> _WORK TO BE COMPLETED_:
Everything from the line containing "Output a JSON" through the last line of the data below is to be retyped exactly, apart from the pictures.

____________

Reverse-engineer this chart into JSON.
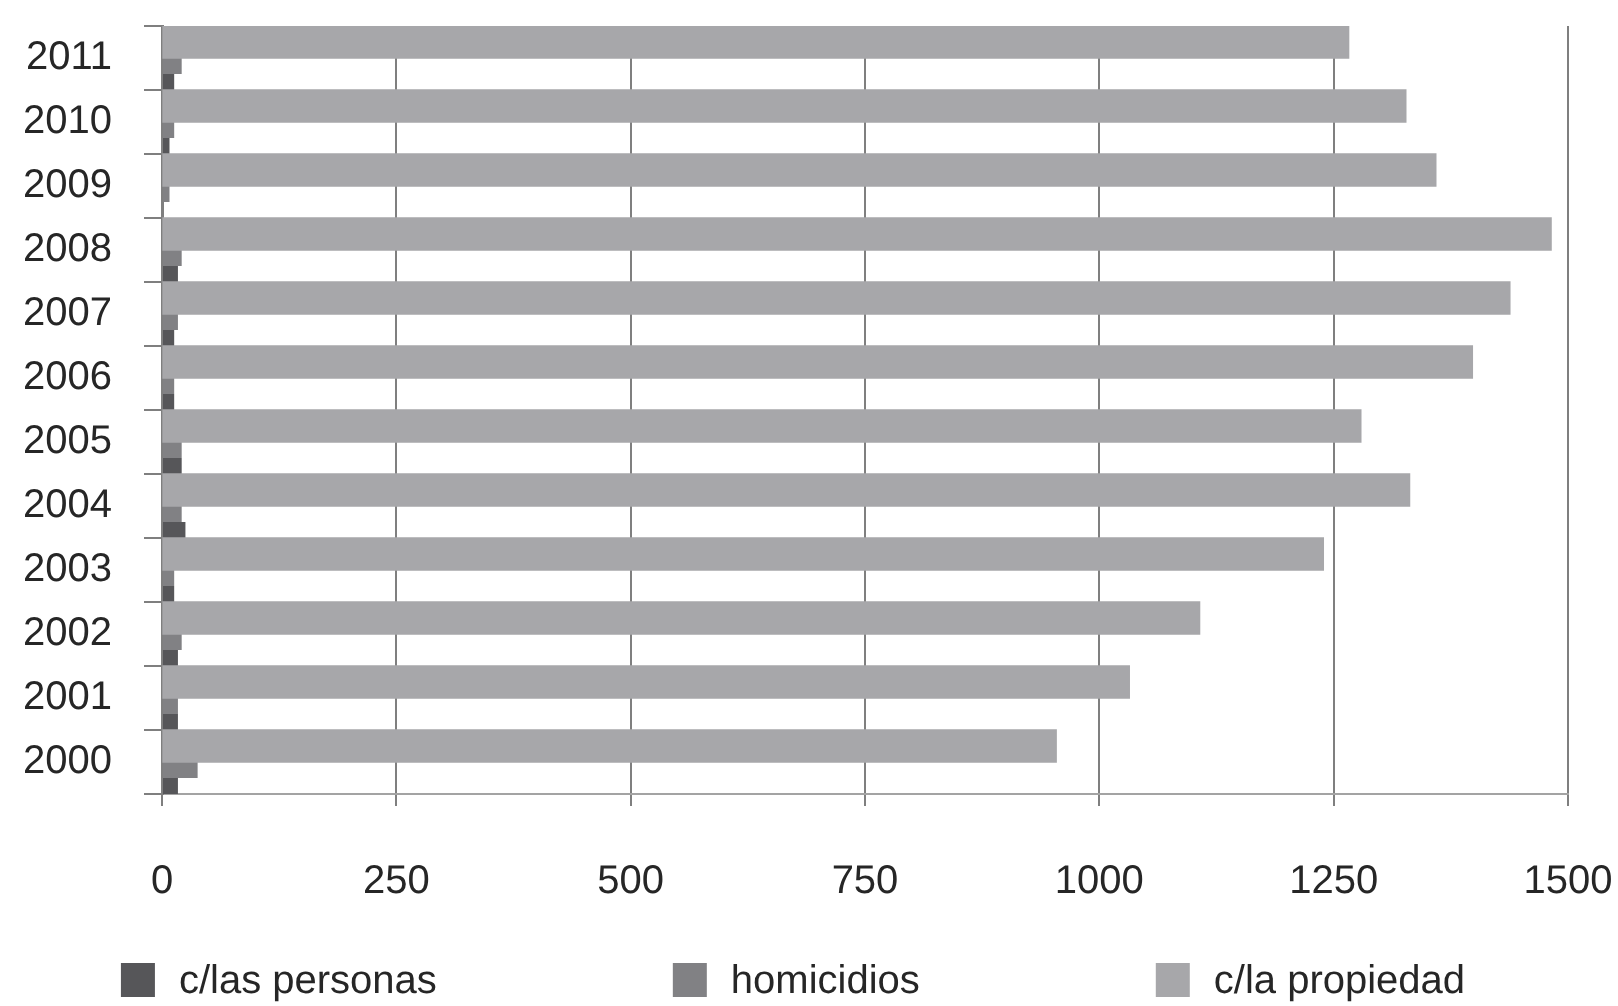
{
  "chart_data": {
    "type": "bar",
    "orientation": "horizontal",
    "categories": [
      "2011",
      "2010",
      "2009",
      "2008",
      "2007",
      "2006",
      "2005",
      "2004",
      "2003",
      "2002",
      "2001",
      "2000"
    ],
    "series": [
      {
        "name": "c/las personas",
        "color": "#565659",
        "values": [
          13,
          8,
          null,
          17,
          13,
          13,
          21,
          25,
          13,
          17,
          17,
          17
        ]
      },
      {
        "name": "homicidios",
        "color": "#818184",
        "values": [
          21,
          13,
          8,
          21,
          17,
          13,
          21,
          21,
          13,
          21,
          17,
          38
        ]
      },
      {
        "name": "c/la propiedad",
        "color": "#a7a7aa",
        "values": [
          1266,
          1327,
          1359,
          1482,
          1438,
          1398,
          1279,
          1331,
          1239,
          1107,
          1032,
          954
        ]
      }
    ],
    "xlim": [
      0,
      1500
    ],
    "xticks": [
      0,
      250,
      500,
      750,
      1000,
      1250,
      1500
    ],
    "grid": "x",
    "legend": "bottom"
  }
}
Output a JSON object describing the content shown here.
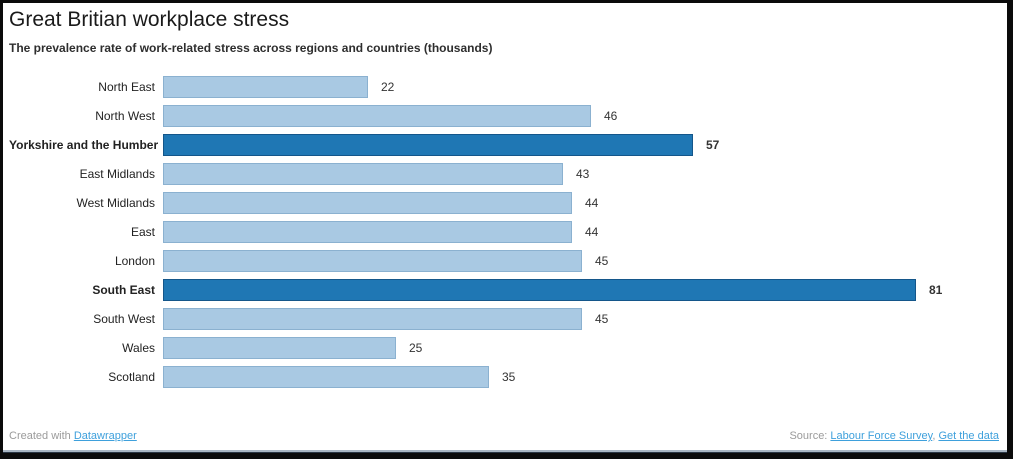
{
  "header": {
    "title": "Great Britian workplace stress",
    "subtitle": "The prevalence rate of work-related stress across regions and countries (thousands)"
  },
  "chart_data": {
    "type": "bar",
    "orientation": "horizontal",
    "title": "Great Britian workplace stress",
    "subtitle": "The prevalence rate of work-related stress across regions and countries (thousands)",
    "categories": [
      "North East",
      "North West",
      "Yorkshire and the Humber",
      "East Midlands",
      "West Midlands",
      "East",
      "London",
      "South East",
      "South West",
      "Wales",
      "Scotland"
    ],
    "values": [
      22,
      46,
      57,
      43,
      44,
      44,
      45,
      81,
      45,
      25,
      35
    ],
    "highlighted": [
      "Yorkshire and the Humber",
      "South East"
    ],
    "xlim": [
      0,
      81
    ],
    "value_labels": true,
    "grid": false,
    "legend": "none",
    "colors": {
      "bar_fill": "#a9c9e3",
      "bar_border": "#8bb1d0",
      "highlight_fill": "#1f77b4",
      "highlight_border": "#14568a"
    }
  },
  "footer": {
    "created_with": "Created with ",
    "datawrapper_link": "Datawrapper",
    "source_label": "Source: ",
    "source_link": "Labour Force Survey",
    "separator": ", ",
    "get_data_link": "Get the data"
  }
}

____________

> _COMPLETE RESPONSE_:
Output a JSON object describing the content shown here.
{
  "header": {
    "title": "Great Britian workplace stress",
    "subtitle": "The prevalence rate of work-related stress across regions and countries (thousands)"
  },
  "chart_data": {
    "type": "bar",
    "orientation": "horizontal",
    "title": "Great Britian workplace stress",
    "subtitle": "The prevalence rate of work-related stress across regions and countries (thousands)",
    "categories": [
      "North East",
      "North West",
      "Yorkshire and the Humber",
      "East Midlands",
      "West Midlands",
      "East",
      "London",
      "South East",
      "South West",
      "Wales",
      "Scotland"
    ],
    "values": [
      22,
      46,
      57,
      43,
      44,
      44,
      45,
      81,
      45,
      25,
      35
    ],
    "highlighted": [
      "Yorkshire and the Humber",
      "South East"
    ],
    "xlim": [
      0,
      81
    ],
    "value_labels": true,
    "grid": false,
    "legend": "none",
    "colors": {
      "bar_fill": "#a9c9e3",
      "bar_border": "#8bb1d0",
      "highlight_fill": "#1f77b4",
      "highlight_border": "#14568a"
    }
  },
  "footer": {
    "created_with": "Created with ",
    "datawrapper_link": "Datawrapper",
    "source_label": "Source: ",
    "source_link": "Labour Force Survey",
    "separator": ", ",
    "get_data_link": "Get the data"
  }
}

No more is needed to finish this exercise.